[Start of Records shown]
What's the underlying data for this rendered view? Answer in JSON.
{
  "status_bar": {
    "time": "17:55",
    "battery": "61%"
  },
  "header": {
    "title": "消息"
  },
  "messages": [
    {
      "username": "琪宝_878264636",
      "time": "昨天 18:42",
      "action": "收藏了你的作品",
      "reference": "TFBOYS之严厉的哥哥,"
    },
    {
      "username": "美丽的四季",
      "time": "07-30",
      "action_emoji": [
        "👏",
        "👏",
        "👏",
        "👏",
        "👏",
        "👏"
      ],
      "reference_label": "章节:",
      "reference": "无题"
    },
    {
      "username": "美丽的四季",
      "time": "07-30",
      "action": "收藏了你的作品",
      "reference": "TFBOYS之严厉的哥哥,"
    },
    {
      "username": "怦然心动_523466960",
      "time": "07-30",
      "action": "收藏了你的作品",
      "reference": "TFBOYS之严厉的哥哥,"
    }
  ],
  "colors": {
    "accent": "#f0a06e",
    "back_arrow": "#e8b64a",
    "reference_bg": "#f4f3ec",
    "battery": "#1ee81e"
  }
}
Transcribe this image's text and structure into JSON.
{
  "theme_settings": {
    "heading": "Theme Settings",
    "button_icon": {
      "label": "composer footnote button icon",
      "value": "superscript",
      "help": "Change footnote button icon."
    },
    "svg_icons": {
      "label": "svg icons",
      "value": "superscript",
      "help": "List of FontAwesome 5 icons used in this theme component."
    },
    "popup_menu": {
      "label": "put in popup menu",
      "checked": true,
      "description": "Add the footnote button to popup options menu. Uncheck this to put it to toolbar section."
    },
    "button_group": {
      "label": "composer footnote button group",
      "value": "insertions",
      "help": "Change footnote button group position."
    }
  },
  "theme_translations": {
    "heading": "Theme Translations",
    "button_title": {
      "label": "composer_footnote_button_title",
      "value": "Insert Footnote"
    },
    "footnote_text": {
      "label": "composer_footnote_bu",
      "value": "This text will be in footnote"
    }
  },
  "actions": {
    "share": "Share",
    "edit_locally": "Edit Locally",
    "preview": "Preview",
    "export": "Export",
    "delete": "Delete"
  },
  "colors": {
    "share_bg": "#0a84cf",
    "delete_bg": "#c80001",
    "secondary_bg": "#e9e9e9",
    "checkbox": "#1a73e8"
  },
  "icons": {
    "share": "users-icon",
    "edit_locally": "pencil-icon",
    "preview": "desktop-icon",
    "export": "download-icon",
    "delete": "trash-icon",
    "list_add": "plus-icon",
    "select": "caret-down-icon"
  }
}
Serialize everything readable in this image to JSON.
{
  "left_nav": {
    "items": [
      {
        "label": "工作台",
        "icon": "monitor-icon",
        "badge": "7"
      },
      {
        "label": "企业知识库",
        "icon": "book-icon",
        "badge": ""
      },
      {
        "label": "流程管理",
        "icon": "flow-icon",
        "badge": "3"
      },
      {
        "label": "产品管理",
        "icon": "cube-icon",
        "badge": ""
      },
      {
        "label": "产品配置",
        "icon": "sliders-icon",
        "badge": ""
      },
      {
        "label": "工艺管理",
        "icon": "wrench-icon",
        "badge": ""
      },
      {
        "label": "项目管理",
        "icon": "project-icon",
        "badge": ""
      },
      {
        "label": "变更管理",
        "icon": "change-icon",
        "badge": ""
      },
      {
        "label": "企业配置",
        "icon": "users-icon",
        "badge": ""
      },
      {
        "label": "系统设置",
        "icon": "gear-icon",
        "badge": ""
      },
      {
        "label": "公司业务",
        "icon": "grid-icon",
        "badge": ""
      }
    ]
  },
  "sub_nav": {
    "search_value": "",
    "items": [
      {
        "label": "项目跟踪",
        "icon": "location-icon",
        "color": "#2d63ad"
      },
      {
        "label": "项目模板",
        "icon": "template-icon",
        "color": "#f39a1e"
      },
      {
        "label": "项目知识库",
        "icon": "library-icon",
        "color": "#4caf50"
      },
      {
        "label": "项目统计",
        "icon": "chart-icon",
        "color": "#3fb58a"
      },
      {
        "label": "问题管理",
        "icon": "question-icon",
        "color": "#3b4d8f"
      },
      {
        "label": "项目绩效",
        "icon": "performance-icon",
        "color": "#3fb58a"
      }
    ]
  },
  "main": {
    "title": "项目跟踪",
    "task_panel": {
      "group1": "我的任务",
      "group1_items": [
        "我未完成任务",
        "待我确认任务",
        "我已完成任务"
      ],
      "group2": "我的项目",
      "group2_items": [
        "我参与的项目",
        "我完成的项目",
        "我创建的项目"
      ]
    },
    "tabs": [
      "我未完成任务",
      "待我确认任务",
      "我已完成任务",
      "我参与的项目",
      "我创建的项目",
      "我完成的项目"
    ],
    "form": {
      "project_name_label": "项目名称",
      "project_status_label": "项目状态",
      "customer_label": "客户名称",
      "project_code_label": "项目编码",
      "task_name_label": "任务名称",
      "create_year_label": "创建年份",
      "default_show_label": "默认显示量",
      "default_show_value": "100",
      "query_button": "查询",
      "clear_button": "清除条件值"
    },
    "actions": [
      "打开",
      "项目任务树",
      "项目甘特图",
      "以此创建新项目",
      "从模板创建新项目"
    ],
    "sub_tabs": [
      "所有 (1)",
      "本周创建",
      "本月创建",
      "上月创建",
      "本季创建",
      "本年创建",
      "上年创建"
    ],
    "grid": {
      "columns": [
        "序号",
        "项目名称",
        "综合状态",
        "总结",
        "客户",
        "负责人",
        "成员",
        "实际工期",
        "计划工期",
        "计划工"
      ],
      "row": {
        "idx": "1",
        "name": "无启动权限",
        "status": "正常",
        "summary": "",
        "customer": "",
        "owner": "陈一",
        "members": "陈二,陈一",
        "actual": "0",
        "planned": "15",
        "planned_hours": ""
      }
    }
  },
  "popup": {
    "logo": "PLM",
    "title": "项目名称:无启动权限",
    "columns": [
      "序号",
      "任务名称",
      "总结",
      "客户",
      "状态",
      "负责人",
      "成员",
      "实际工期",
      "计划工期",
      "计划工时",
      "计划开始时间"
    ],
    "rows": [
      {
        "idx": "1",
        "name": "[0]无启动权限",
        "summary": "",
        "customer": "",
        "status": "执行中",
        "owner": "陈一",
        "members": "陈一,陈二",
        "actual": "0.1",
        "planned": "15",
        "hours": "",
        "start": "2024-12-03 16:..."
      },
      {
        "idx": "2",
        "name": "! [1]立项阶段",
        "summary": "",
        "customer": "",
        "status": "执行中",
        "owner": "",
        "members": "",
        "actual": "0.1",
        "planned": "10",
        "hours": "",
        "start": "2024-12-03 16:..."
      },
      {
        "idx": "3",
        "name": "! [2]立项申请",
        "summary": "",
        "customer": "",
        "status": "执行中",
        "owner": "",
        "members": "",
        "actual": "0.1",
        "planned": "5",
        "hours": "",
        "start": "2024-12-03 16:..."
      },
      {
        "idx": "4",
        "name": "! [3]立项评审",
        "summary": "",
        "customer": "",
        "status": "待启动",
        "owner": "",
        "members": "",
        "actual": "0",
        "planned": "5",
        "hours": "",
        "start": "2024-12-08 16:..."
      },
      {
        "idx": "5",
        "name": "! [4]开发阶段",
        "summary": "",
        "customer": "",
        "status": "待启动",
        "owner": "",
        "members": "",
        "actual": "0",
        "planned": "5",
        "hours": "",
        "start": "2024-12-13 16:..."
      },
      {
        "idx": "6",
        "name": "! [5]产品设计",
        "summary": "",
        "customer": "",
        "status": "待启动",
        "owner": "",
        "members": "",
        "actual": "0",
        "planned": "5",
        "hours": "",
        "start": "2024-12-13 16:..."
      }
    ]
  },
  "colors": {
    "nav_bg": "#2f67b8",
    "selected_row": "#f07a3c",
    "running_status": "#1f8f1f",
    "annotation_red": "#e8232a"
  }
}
[End of Records shown]
Instructions to follow:
Return each line of the data exactly as written above.

Correct result:
What's the underlying data for this rendered view? Answer in JSON.
{
  "status_bar": {
    "time": "17:55",
    "battery": "61%"
  },
  "header": {
    "title": "消息"
  },
  "messages": [
    {
      "username": "琪宝_878264636",
      "time": "昨天 18:42",
      "action": "收藏了你的作品",
      "reference": "TFBOYS之严厉的哥哥,"
    },
    {
      "username": "美丽的四季",
      "time": "07-30",
      "action_emoji": [
        "👏",
        "👏",
        "👏",
        "👏",
        "👏",
        "👏"
      ],
      "reference_label": "章节:",
      "reference": "无题"
    },
    {
      "username": "美丽的四季",
      "time": "07-30",
      "action": "收藏了你的作品",
      "reference": "TFBOYS之严厉的哥哥,"
    },
    {
      "username": "怦然心动_523466960",
      "time": "07-30",
      "action": "收藏了你的作品",
      "reference": "TFBOYS之严厉的哥哥,"
    }
  ],
  "colors": {
    "accent": "#f0a06e",
    "back_arrow": "#e8b64a",
    "reference_bg": "#f4f3ec",
    "battery": "#1ee81e"
  }
}
Transcribe this image's text and structure into JSON.
{
  "theme_settings": {
    "heading": "Theme Settings",
    "button_icon": {
      "label": "composer footnote button icon",
      "value": "superscript",
      "help": "Change footnote button icon."
    },
    "svg_icons": {
      "label": "svg icons",
      "value": "superscript",
      "help": "List of FontAwesome 5 icons used in this theme component."
    },
    "popup_menu": {
      "label": "put in popup menu",
      "checked": true,
      "description": "Add the footnote button to popup options menu. Uncheck this to put it to toolbar section."
    },
    "button_group": {
      "label": "composer footnote button group",
      "value": "insertions",
      "help": "Change footnote button group position."
    }
  },
  "theme_translations": {
    "heading": "Theme Translations",
    "button_title": {
      "label": "composer_footnote_button_title",
      "value": "Insert Footnote"
    },
    "footnote_text": {
      "label": "composer_footnote_bu",
      "value": "This text will be in footnote"
    }
  },
  "actions": {
    "share": "Share",
    "edit_locally": "Edit Locally",
    "preview": "Preview",
    "export": "Export",
    "delete": "Delete"
  },
  "colors": {
    "share_bg": "#0a84cf",
    "delete_bg": "#c80001",
    "secondary_bg": "#e9e9e9",
    "checkbox": "#1a73e8"
  },
  "icons": {
    "share": "users-icon",
    "edit_locally": "pencil-icon",
    "preview": "desktop-icon",
    "export": "download-icon",
    "delete": "trash-icon",
    "list_add": "plus-icon",
    "select": "caret-down-icon"
  }
}
Serialize everything readable in this image to JSON.
{
  "left_nav": {
    "items": [
      {
        "label": "工作台",
        "icon": "monitor-icon",
        "badge": "7"
      },
      {
        "label": "企业知识库",
        "icon": "book-icon",
        "badge": ""
      },
      {
        "label": "流程管理",
        "icon": "flow-icon",
        "badge": "3"
      },
      {
        "label": "产品管理",
        "icon": "cube-icon",
        "badge": ""
      },
      {
        "label": "产品配置",
        "icon": "sliders-icon",
        "badge": ""
      },
      {
        "label": "工艺管理",
        "icon": "wrench-icon",
        "badge": ""
      },
      {
        "label": "项目管理",
        "icon": "project-icon",
        "badge": ""
      },
      {
        "label": "变更管理",
        "icon": "change-icon",
        "badge": ""
      },
      {
        "label": "企业配置",
        "icon": "users-icon",
        "badge": ""
      },
      {
        "label": "系统设置",
        "icon": "gear-icon",
        "badge": ""
      },
      {
        "label": "公司业务",
        "icon": "grid-icon",
        "badge": ""
      }
    ]
  },
  "sub_nav": {
    "search_value": "",
    "items": [
      {
        "label": "项目跟踪",
        "icon": "location-icon",
        "color": "#2d63ad"
      },
      {
        "label": "项目模板",
        "icon": "template-icon",
        "color": "#f39a1e"
      },
      {
        "label": "项目知识库",
        "icon": "library-icon",
        "color": "#4caf50"
      },
      {
        "label": "项目统计",
        "icon": "chart-icon",
        "color": "#3fb58a"
      },
      {
        "label": "问题管理",
        "icon": "question-icon",
        "color": "#3b4d8f"
      },
      {
        "label": "项目绩效",
        "icon": "performance-icon",
        "color": "#3fb58a"
      }
    ]
  },
  "main": {
    "title": "项目跟踪",
    "task_panel": {
      "group1": "我的任务",
      "group1_items": [
        "我未完成任务",
        "待我确认任务",
        "我已完成任务"
      ],
      "group2": "我的项目",
      "group2_items": [
        "我参与的项目",
        "我完成的项目",
        "我创建的项目"
      ]
    },
    "tabs": [
      "我未完成任务",
      "待我确认任务",
      "我已完成任务",
      "我参与的项目",
      "我创建的项目",
      "我完成的项目"
    ],
    "form": {
      "project_name_label": "项目名称",
      "project_status_label": "项目状态",
      "customer_label": "客户名称",
      "project_code_label": "项目编码",
      "task_name_label": "任务名称",
      "create_year_label": "创建年份",
      "default_show_label": "默认显示量",
      "default_show_value": "100",
      "query_button": "查询",
      "clear_button": "清除条件值"
    },
    "actions": [
      "打开",
      "项目任务树",
      "项目甘特图",
      "以此创建新项目",
      "从模板创建新项目"
    ],
    "sub_tabs": [
      "所有 (1)",
      "本周创建",
      "本月创建",
      "上月创建",
      "本季创建",
      "本年创建",
      "上年创建"
    ],
    "grid": {
      "columns": [
        "序号",
        "项目名称",
        "综合状态",
        "总结",
        "客户",
        "负责人",
        "成员",
        "实际工期",
        "计划工期",
        "计划工"
      ],
      "row": {
        "idx": "1",
        "name": "无启动权限",
        "status": "正常",
        "summary": "",
        "customer": "",
        "owner": "陈一",
        "members": "陈二,陈一",
        "actual": "0",
        "planned": "15",
        "planned_hours": ""
      }
    }
  },
  "popup": {
    "logo": "PLM",
    "title": "项目名称:无启动权限",
    "columns": [
      "序号",
      "任务名称",
      "总结",
      "客户",
      "状态",
      "负责人",
      "成员",
      "实际工期",
      "计划工期",
      "计划工时",
      "计划开始时间"
    ],
    "rows": [
      {
        "idx": "1",
        "name": "[0]无启动权限",
        "summary": "",
        "customer": "",
        "status": "执行中",
        "owner": "陈一",
        "members": "陈一,陈二",
        "actual": "0.1",
        "planned": "15",
        "hours": "",
        "start": "2024-12-03 16:..."
      },
      {
        "idx": "2",
        "name": "! [1]立项阶段",
        "summary": "",
        "customer": "",
        "status": "执行中",
        "owner": "",
        "members": "",
        "actual": "0.1",
        "planned": "10",
        "hours": "",
        "start": "2024-12-03 16:..."
      },
      {
        "idx": "3",
        "name": "! [2]立项申请",
        "summary": "",
        "customer": "",
        "status": "执行中",
        "owner": "",
        "members": "",
        "actual": "0.1",
        "planned": "5",
        "hours": "",
        "start": "2024-12-03 16:..."
      },
      {
        "idx": "4",
        "name": "! [3]立项评审",
        "summary": "",
        "customer": "",
        "status": "待启动",
        "owner": "",
        "members": "",
        "actual": "0",
        "planned": "5",
        "hours": "",
        "start": "2024-12-08 16:..."
      },
      {
        "idx": "5",
        "name": "! [4]开发阶段",
        "summary": "",
        "customer": "",
        "status": "待启动",
        "owner": "",
        "members": "",
        "actual": "0",
        "planned": "5",
        "hours": "",
        "start": "2024-12-13 16:..."
      },
      {
        "idx": "6",
        "name": "! [5]产品设计",
        "summary": "",
        "customer": "",
        "status": "待启动",
        "owner": "",
        "members": "",
        "actual": "0",
        "planned": "5",
        "hours": "",
        "start": "2024-12-13 16:..."
      }
    ]
  },
  "colors": {
    "nav_bg": "#2f67b8",
    "selected_row": "#f07a3c",
    "running_status": "#1f8f1f",
    "annotation_red": "#e8232a"
  }
}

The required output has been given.